■ Given information ■
::::

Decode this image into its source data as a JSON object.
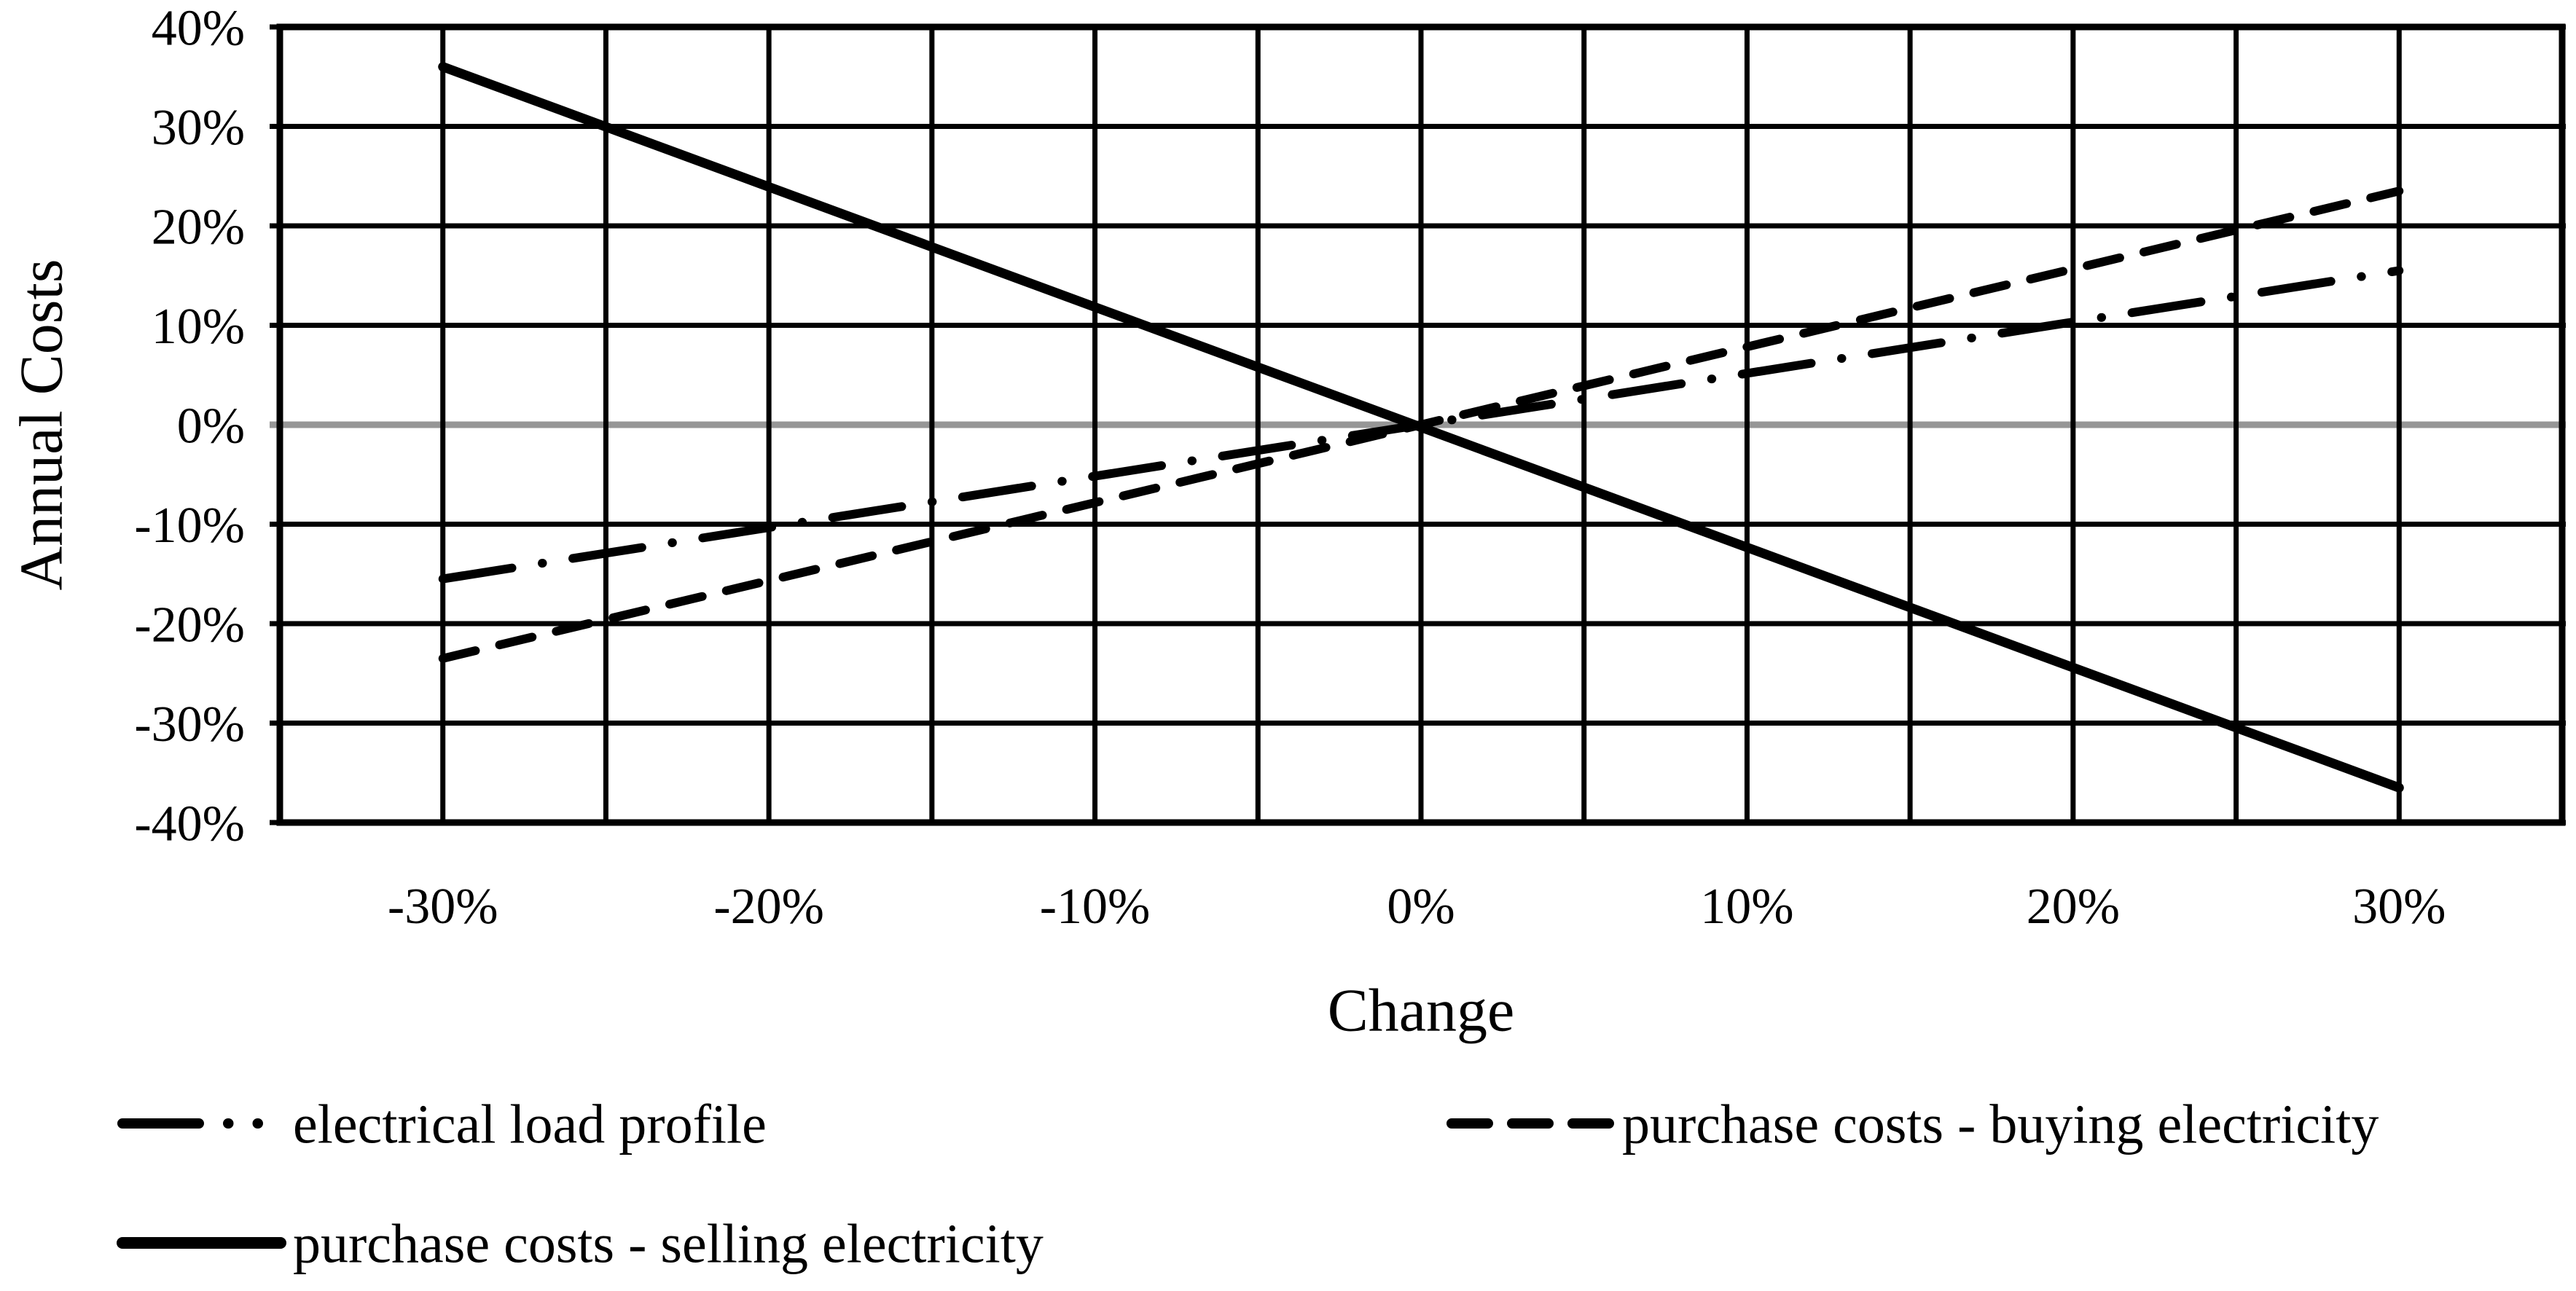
{
  "figure": {
    "background": "#ffffff",
    "line_color": "#000000",
    "zero_line_color": "#969696"
  },
  "chart_data": {
    "type": "line",
    "title": "",
    "x": {
      "label": "Change",
      "range": [
        -35,
        35
      ],
      "grid_step": 5,
      "ticks": [
        {
          "v": -30,
          "label": "-30%"
        },
        {
          "v": -20,
          "label": "-20%"
        },
        {
          "v": -10,
          "label": "-10%"
        },
        {
          "v": 0,
          "label": "0%"
        },
        {
          "v": 10,
          "label": "10%"
        },
        {
          "v": 20,
          "label": "20%"
        },
        {
          "v": 30,
          "label": "30%"
        }
      ]
    },
    "y": {
      "label": "Annual Costs",
      "range": [
        -40,
        40
      ],
      "grid_step": 10,
      "ticks": [
        {
          "v": 40,
          "label": "40%"
        },
        {
          "v": 30,
          "label": "30%"
        },
        {
          "v": 20,
          "label": "20%"
        },
        {
          "v": 10,
          "label": "10%"
        },
        {
          "v": 0,
          "label": "0%"
        },
        {
          "v": -10,
          "label": "-10%"
        },
        {
          "v": -20,
          "label": "-20%"
        },
        {
          "v": -30,
          "label": "-30%"
        },
        {
          "v": -40,
          "label": "-40%"
        }
      ]
    },
    "grid": "on",
    "legend_position": "bottom",
    "series": [
      {
        "name": "electrical load profile",
        "style": "dash-dot",
        "color": "#000000",
        "points": [
          [
            -30,
            -15.5
          ],
          [
            30,
            15.5
          ]
        ]
      },
      {
        "name": "purchase costs - buying electricity",
        "style": "dashed",
        "color": "#000000",
        "points": [
          [
            -30,
            -23.5
          ],
          [
            30,
            23.5
          ]
        ]
      },
      {
        "name": "purchase costs - selling electricity",
        "style": "solid",
        "color": "#000000",
        "points": [
          [
            -30,
            36
          ],
          [
            30,
            -36.5
          ]
        ]
      }
    ]
  }
}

::::

Using the listing above, return all lines where the word "style" occurs.

        "style": "dash-dot",
        "style": "dashed",
        "style": "solid",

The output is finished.